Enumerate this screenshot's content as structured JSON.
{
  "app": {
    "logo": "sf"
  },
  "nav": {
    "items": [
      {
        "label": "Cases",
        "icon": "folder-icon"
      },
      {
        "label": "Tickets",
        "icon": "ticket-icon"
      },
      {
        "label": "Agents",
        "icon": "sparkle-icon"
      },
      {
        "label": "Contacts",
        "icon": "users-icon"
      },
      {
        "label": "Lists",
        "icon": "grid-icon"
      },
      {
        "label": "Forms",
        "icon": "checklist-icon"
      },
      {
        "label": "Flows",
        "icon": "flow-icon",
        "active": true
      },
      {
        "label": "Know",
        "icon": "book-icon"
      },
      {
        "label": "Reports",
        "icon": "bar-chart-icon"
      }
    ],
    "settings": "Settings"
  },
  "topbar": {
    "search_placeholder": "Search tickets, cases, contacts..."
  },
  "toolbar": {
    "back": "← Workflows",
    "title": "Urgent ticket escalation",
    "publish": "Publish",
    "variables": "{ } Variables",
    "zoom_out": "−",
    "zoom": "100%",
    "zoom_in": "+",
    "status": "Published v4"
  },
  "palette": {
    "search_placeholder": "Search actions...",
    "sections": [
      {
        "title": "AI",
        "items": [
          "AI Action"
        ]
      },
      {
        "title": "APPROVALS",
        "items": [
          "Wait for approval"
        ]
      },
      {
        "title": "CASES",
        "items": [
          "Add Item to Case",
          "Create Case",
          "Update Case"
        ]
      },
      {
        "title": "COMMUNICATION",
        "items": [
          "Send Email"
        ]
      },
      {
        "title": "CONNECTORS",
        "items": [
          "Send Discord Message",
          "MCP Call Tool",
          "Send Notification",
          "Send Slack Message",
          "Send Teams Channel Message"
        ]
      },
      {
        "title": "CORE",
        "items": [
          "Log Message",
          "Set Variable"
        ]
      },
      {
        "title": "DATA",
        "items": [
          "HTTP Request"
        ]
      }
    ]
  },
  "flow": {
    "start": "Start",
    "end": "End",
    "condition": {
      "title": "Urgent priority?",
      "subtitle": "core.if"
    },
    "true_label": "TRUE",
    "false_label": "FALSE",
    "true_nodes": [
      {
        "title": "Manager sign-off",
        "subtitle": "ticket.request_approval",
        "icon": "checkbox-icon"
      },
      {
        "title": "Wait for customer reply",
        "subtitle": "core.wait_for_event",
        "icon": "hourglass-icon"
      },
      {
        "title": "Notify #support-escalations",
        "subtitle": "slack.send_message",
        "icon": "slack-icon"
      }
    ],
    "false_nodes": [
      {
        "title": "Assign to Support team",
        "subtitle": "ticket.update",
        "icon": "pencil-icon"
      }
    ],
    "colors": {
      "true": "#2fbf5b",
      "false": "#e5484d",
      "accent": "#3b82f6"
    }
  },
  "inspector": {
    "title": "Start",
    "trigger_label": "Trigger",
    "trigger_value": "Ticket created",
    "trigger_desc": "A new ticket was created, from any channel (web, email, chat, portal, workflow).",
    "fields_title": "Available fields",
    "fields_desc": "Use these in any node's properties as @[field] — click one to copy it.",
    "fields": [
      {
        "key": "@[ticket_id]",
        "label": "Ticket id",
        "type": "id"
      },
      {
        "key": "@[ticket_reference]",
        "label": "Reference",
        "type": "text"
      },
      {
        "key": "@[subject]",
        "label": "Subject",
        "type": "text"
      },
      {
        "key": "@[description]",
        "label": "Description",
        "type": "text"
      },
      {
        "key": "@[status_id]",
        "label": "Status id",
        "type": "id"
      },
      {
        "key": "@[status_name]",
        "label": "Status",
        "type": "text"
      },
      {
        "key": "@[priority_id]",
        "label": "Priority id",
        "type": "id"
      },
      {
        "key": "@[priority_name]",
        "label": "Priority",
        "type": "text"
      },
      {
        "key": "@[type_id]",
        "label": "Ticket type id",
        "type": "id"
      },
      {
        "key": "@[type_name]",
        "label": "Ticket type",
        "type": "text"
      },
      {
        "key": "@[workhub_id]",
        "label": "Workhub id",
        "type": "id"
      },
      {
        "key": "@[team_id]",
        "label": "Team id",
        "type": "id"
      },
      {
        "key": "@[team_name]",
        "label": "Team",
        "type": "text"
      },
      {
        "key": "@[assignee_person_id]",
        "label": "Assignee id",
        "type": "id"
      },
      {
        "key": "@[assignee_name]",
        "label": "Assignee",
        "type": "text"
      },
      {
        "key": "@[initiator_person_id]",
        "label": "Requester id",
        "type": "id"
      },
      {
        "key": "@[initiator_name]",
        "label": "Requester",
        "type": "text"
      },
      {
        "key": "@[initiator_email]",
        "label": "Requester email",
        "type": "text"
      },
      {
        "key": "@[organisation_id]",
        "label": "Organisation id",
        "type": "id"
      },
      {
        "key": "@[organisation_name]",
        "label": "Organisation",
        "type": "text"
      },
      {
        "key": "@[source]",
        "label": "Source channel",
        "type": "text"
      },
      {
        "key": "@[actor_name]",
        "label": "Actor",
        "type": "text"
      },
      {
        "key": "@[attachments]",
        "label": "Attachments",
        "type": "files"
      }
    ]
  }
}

◇ ◇ ◇ ◇ ◇ ◇ ◇

## [WHAT THIS TASK INVOLVES]
Exact copies of all the records are required.

## [EXERCISE SOLUTION]
Enumerate this screenshot's content as structured JSON.
{
  "app": {
    "logo": "sf"
  },
  "nav": {
    "items": [
      {
        "label": "Cases",
        "icon": "folder-icon"
      },
      {
        "label": "Tickets",
        "icon": "ticket-icon"
      },
      {
        "label": "Agents",
        "icon": "sparkle-icon"
      },
      {
        "label": "Contacts",
        "icon": "users-icon"
      },
      {
        "label": "Lists",
        "icon": "grid-icon"
      },
      {
        "label": "Forms",
        "icon": "checklist-icon"
      },
      {
        "label": "Flows",
        "icon": "flow-icon",
        "active": true
      },
      {
        "label": "Know",
        "icon": "book-icon"
      },
      {
        "label": "Reports",
        "icon": "bar-chart-icon"
      }
    ],
    "settings": "Settings"
  },
  "topbar": {
    "search_placeholder": "Search tickets, cases, contacts..."
  },
  "toolbar": {
    "back": "← Workflows",
    "title": "Urgent ticket escalation",
    "publish": "Publish",
    "variables": "{ } Variables",
    "zoom_out": "−",
    "zoom": "100%",
    "zoom_in": "+",
    "status": "Published v4"
  },
  "palette": {
    "search_placeholder": "Search actions...",
    "sections": [
      {
        "title": "AI",
        "items": [
          "AI Action"
        ]
      },
      {
        "title": "APPROVALS",
        "items": [
          "Wait for approval"
        ]
      },
      {
        "title": "CASES",
        "items": [
          "Add Item to Case",
          "Create Case",
          "Update Case"
        ]
      },
      {
        "title": "COMMUNICATION",
        "items": [
          "Send Email"
        ]
      },
      {
        "title": "CONNECTORS",
        "items": [
          "Send Discord Message",
          "MCP Call Tool",
          "Send Notification",
          "Send Slack Message",
          "Send Teams Channel Message"
        ]
      },
      {
        "title": "CORE",
        "items": [
          "Log Message",
          "Set Variable"
        ]
      },
      {
        "title": "DATA",
        "items": [
          "HTTP Request"
        ]
      }
    ]
  },
  "flow": {
    "start": "Start",
    "end": "End",
    "condition": {
      "title": "Urgent priority?",
      "subtitle": "core.if"
    },
    "true_label": "TRUE",
    "false_label": "FALSE",
    "true_nodes": [
      {
        "title": "Manager sign-off",
        "subtitle": "ticket.request_approval",
        "icon": "checkbox-icon"
      },
      {
        "title": "Wait for customer reply",
        "subtitle": "core.wait_for_event",
        "icon": "hourglass-icon"
      },
      {
        "title": "Notify #support-escalations",
        "subtitle": "slack.send_message",
        "icon": "slack-icon"
      }
    ],
    "false_nodes": [
      {
        "title": "Assign to Support team",
        "subtitle": "ticket.update",
        "icon": "pencil-icon"
      }
    ],
    "colors": {
      "true": "#2fbf5b",
      "false": "#e5484d",
      "accent": "#3b82f6"
    }
  },
  "inspector": {
    "title": "Start",
    "trigger_label": "Trigger",
    "trigger_value": "Ticket created",
    "trigger_desc": "A new ticket was created, from any channel (web, email, chat, portal, workflow).",
    "fields_title": "Available fields",
    "fields_desc": "Use these in any node's properties as @[field] — click one to copy it.",
    "fields": [
      {
        "key": "@[ticket_id]",
        "label": "Ticket id",
        "type": "id"
      },
      {
        "key": "@[ticket_reference]",
        "label": "Reference",
        "type": "text"
      },
      {
        "key": "@[subject]",
        "label": "Subject",
        "type": "text"
      },
      {
        "key": "@[description]",
        "label": "Description",
        "type": "text"
      },
      {
        "key": "@[status_id]",
        "label": "Status id",
        "type": "id"
      },
      {
        "key": "@[status_name]",
        "label": "Status",
        "type": "text"
      },
      {
        "key": "@[priority_id]",
        "label": "Priority id",
        "type": "id"
      },
      {
        "key": "@[priority_name]",
        "label": "Priority",
        "type": "text"
      },
      {
        "key": "@[type_id]",
        "label": "Ticket type id",
        "type": "id"
      },
      {
        "key": "@[type_name]",
        "label": "Ticket type",
        "type": "text"
      },
      {
        "key": "@[workhub_id]",
        "label": "Workhub id",
        "type": "id"
      },
      {
        "key": "@[team_id]",
        "label": "Team id",
        "type": "id"
      },
      {
        "key": "@[team_name]",
        "label": "Team",
        "type": "text"
      },
      {
        "key": "@[assignee_person_id]",
        "label": "Assignee id",
        "type": "id"
      },
      {
        "key": "@[assignee_name]",
        "label": "Assignee",
        "type": "text"
      },
      {
        "key": "@[initiator_person_id]",
        "label": "Requester id",
        "type": "id"
      },
      {
        "key": "@[initiator_name]",
        "label": "Requester",
        "type": "text"
      },
      {
        "key": "@[initiator_email]",
        "label": "Requester email",
        "type": "text"
      },
      {
        "key": "@[organisation_id]",
        "label": "Organisation id",
        "type": "id"
      },
      {
        "key": "@[organisation_name]",
        "label": "Organisation",
        "type": "text"
      },
      {
        "key": "@[source]",
        "label": "Source channel",
        "type": "text"
      },
      {
        "key": "@[actor_name]",
        "label": "Actor",
        "type": "text"
      },
      {
        "key": "@[attachments]",
        "label": "Attachments",
        "type": "files"
      }
    ]
  }
}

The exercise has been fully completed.